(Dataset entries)
##########
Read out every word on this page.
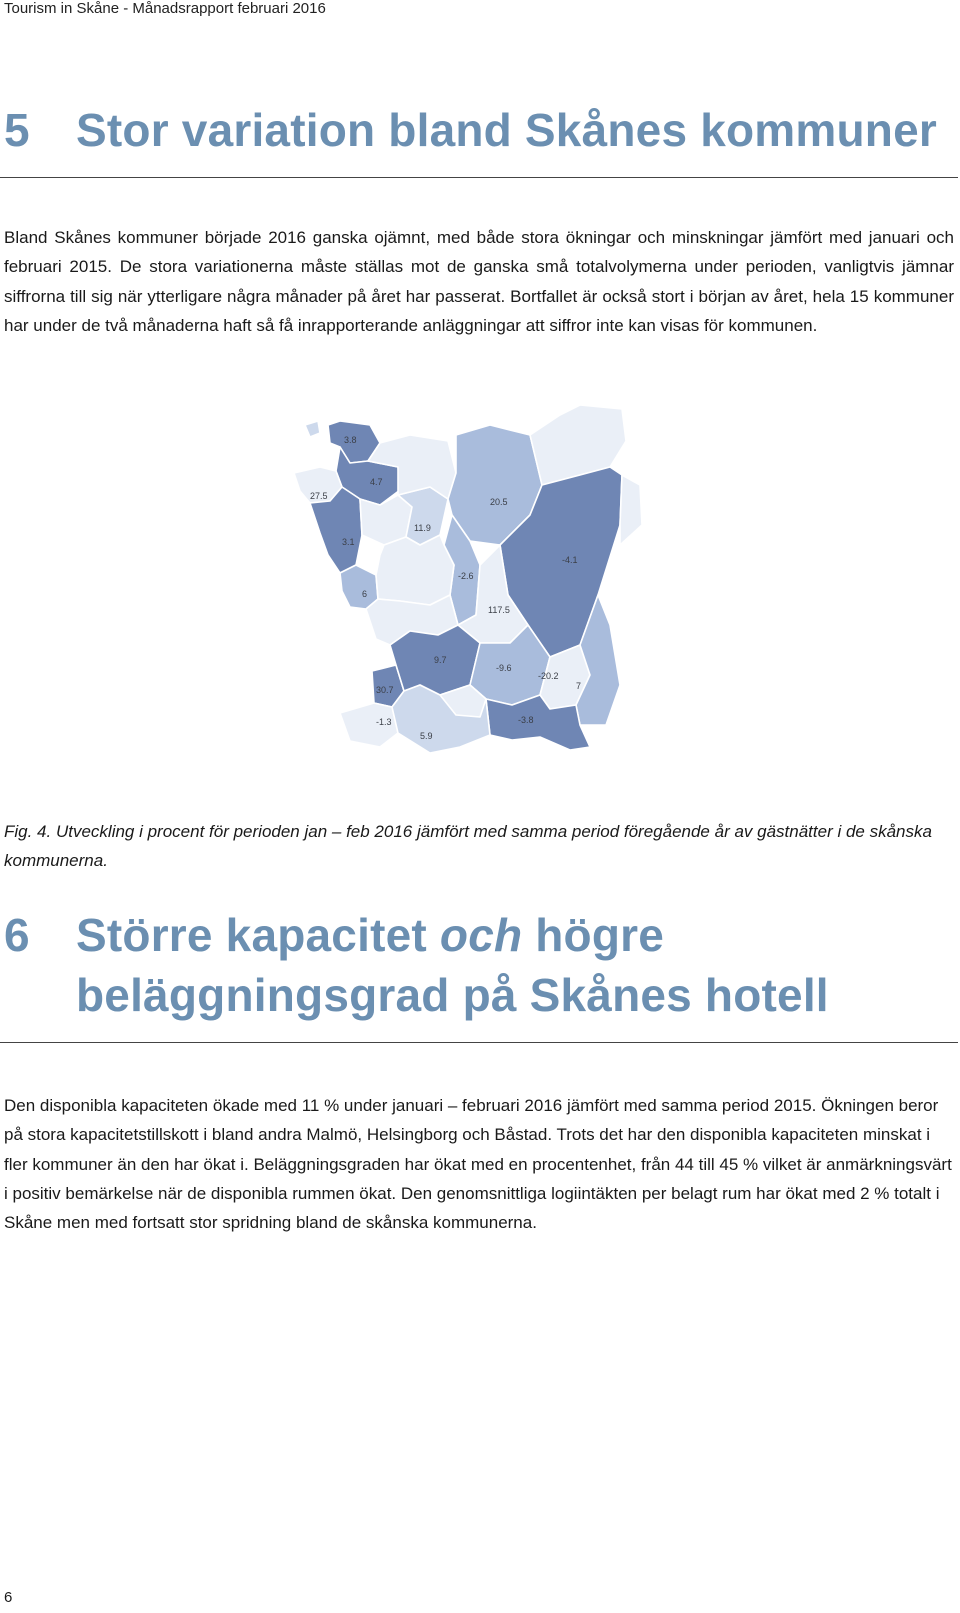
Tourism in Skåne - Månadsrapport februari 2016
5 Stor variation bland Skånes kommuner

Bland Skånes kommuner började 2016 ganska ojämnt, med både stora ökningar och minskningar jämfört med januari och februari 2015. De stora variationerna måste ställas mot de ganska små totalvolymerna under perioden, vanligtvis jämnar siffrorna till sig när ytterligare några månader på året har passerat. Bortfallet är också stort i början av året, hela 15 kommuner har under de två månaderna haft så få inrapporterande anläggningar att siffror inte kan visas för kommunen.

3.8
4.7
27.5
3.1
11.9
20.5
-2.6
-4.1
6
117.5
9.7
-9.6
-20.2
7
30.7
-1.3
5.9
-3.8

Fig. 4. Utveckling i procent för perioden jan – feb 2016 jämfört med samma period föregående år av gästnätter i de skånska kommunerna.

6 Större kapacitet och högre
beläggningsgrad på Skånes hotell

Den disponibla kapaciteten ökade med 11 % under januari – februari 2016 jämfört med samma period 2015. Ökningen beror på stora kapacitetstillskott i bland andra Malmö, Helsingborg och Båstad. Trots det har den disponibla kapaciteten minskat i fler kommuner än den har ökat i. Beläggningsgraden har ökat med en procentenhet, från 44 till 45 % vilket är anmärkningsvärt i positiv bemärkelse när de disponibla rummen ökat. Den genomsnittliga logiintäkten per belagt rum har ökat med 2 % totalt i Skåne men med fortsatt stor spridning bland de skånska kommunerna.

6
##########
### Task instructions
Wherever a picture appears in the data, please drop it and retype the rest exactly.

### Solution for this task
Read out every word on this page.
Tourism in Skåne - Månadsrapport februari 2016
5 Stor variation bland Skånes kommuner

Bland Skånes kommuner började 2016 ganska ojämnt, med både stora ökningar och minskningar jämfört med januari och februari 2015. De stora variationerna måste ställas mot de ganska små totalvolymerna under perioden, vanligtvis jämnar siffrorna till sig när ytterligare några månader på året har passerat. Bortfallet är också stort i början av året, hela 15 kommuner har under de två månaderna haft så få inrapporterande anläggningar att siffror inte kan visas för kommunen.

3.8
4.7
27.5
3.1
11.9
20.5
-2.6
-4.1
6
117.5
9.7
-9.6
-20.2
7
30.7
-1.3
5.9
-3.8

Fig. 4. Utveckling i procent för perioden jan – feb 2016 jämfört med samma period föregående år av gästnätter i de skånska kommunerna.

6 Större kapacitet och högre
beläggningsgrad på Skånes hotell

Den disponibla kapaciteten ökade med 11 % under januari – februari 2016 jämfört med samma period 2015. Ökningen beror på stora kapacitetstillskott i bland andra Malmö, Helsingborg och Båstad. Trots det har den disponibla kapaciteten minskat i fler kommuner än den har ökat i. Beläggningsgraden har ökat med en procentenhet, från 44 till 45 % vilket är anmärkningsvärt i positiv bemärkelse när de disponibla rummen ökat. Den genomsnittliga logiintäkten per belagt rum har ökat med 2 % totalt i Skåne men med fortsatt stor spridning bland de skånska kommunerna.

6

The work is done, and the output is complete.